**DATA SECTION**
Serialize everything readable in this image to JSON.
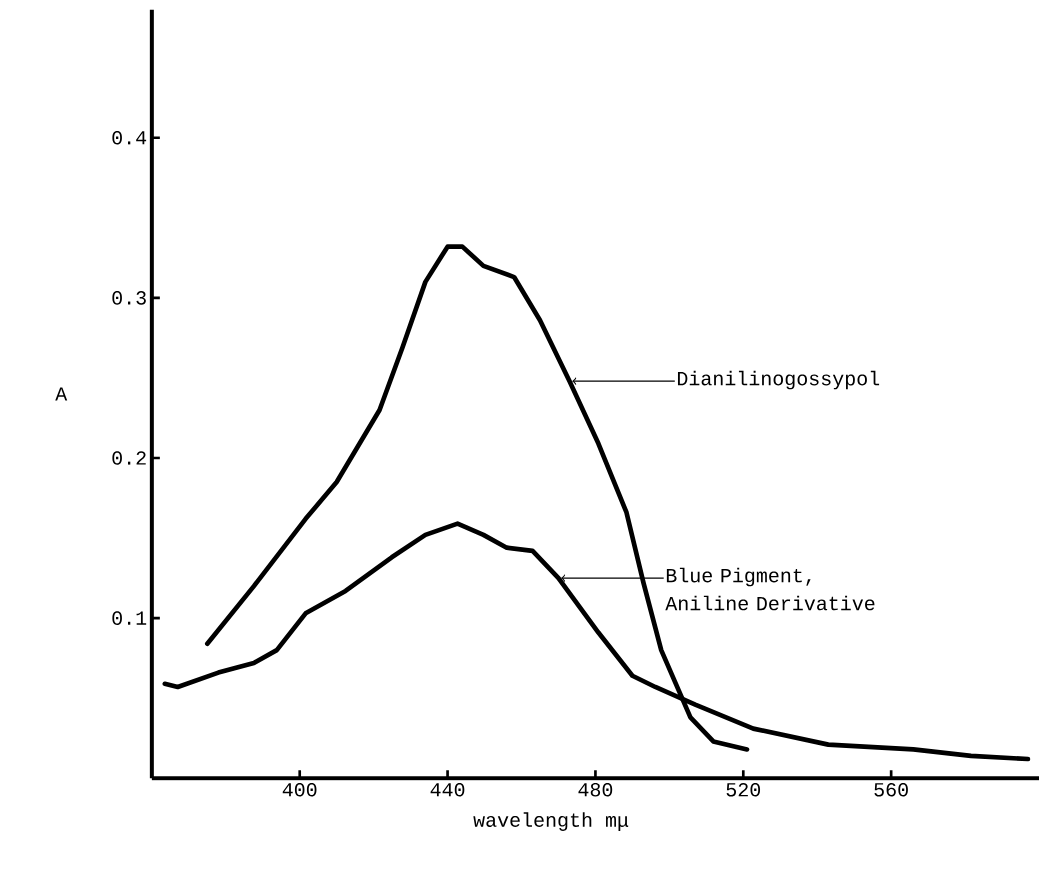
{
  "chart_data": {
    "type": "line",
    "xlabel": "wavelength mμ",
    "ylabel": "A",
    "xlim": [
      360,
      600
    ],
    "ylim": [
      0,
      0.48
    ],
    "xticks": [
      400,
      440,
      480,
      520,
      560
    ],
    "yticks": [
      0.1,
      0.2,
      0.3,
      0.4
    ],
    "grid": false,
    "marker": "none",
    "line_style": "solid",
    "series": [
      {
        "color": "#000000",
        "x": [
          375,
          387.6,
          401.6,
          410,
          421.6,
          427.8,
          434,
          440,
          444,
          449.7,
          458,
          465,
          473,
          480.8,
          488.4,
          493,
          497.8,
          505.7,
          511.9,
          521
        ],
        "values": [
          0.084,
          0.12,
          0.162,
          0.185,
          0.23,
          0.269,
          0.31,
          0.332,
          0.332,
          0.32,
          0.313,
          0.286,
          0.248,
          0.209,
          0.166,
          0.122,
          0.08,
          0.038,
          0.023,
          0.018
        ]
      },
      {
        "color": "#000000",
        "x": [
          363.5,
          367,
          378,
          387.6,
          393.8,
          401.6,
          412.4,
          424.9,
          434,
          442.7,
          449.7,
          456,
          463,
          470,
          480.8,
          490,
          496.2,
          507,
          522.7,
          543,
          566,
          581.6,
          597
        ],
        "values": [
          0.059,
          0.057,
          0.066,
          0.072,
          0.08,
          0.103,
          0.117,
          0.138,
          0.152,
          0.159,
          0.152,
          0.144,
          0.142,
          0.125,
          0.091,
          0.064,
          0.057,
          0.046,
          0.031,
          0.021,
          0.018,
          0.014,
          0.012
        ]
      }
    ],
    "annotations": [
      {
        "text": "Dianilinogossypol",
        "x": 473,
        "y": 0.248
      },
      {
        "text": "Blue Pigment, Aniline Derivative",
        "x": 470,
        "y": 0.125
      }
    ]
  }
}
==
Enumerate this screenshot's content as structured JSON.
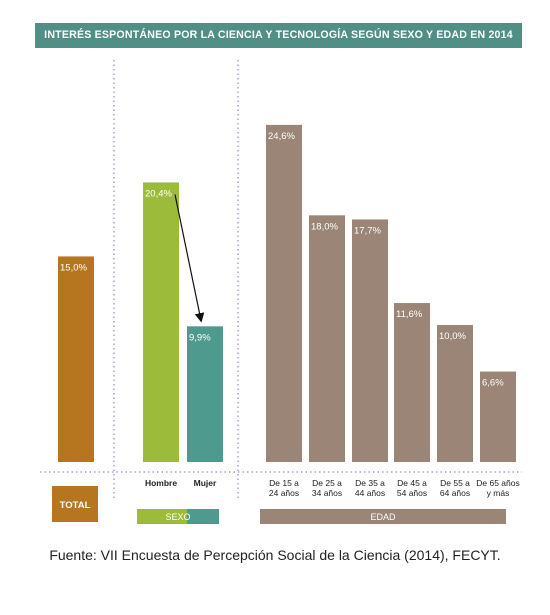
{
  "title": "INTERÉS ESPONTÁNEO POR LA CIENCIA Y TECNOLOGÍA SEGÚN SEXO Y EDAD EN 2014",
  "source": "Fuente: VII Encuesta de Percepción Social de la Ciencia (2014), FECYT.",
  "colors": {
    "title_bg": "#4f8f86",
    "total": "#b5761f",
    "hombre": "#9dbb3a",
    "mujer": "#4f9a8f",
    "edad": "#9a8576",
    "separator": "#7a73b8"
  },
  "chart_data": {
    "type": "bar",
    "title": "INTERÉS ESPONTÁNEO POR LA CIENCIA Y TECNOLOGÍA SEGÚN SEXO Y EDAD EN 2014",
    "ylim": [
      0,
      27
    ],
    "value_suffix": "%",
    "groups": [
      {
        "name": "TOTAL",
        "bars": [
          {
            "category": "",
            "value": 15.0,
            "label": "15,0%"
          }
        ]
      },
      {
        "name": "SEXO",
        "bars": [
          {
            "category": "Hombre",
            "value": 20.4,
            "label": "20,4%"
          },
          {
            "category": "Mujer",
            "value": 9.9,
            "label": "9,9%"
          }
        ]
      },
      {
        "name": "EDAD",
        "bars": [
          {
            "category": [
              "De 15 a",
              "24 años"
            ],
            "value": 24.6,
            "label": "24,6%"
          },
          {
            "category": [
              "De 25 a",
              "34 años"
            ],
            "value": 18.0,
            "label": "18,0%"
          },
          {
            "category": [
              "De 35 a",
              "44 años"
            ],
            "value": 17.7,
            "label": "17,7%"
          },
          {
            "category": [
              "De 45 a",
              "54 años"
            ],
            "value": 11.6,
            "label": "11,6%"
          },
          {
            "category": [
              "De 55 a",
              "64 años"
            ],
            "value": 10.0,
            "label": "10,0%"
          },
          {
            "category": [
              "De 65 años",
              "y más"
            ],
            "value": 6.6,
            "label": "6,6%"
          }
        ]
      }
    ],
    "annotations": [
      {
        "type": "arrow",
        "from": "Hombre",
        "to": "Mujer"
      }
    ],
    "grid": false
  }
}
* * *
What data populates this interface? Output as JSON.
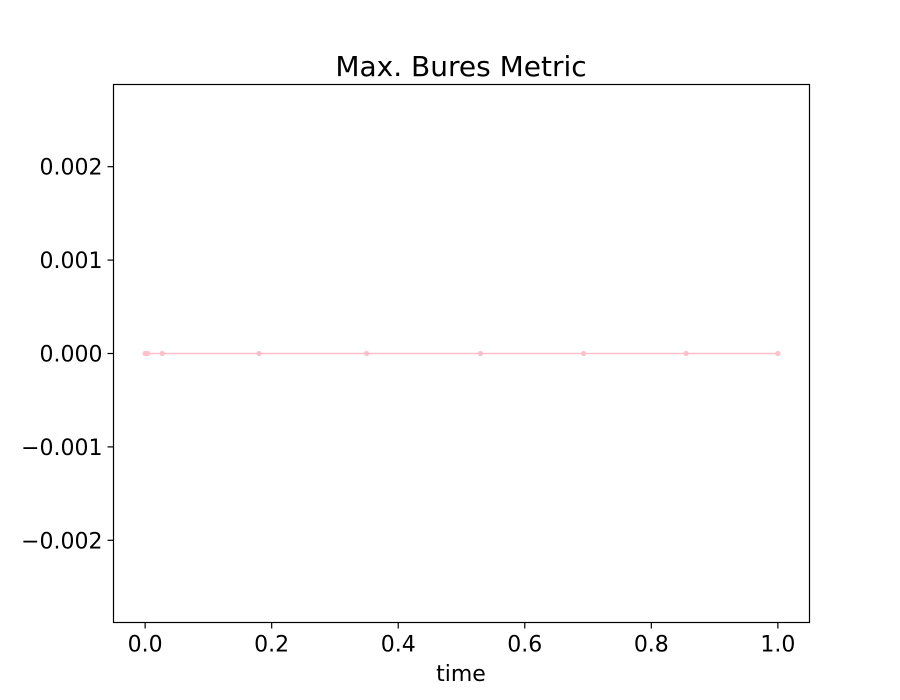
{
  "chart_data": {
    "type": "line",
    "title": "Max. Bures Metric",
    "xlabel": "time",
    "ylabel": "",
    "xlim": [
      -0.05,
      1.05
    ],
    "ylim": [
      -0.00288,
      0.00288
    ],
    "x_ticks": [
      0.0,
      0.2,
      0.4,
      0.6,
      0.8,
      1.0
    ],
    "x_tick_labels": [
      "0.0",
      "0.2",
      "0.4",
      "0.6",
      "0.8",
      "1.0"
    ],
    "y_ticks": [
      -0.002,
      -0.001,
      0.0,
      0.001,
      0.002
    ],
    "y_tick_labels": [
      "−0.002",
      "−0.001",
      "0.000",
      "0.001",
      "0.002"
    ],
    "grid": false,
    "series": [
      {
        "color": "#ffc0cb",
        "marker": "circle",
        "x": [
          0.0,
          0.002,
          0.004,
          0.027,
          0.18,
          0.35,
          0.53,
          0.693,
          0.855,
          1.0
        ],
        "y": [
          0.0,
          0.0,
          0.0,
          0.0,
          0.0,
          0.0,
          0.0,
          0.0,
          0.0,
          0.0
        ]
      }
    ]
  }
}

**WRITTEN PROBLEM**
Copy out every line that includes the word "this".

**RESPONSE**
Serialize everything readable in this image to JSON.
Enumerate this screenshot's content as structured JSON.
What data populates this interface? Output as JSON.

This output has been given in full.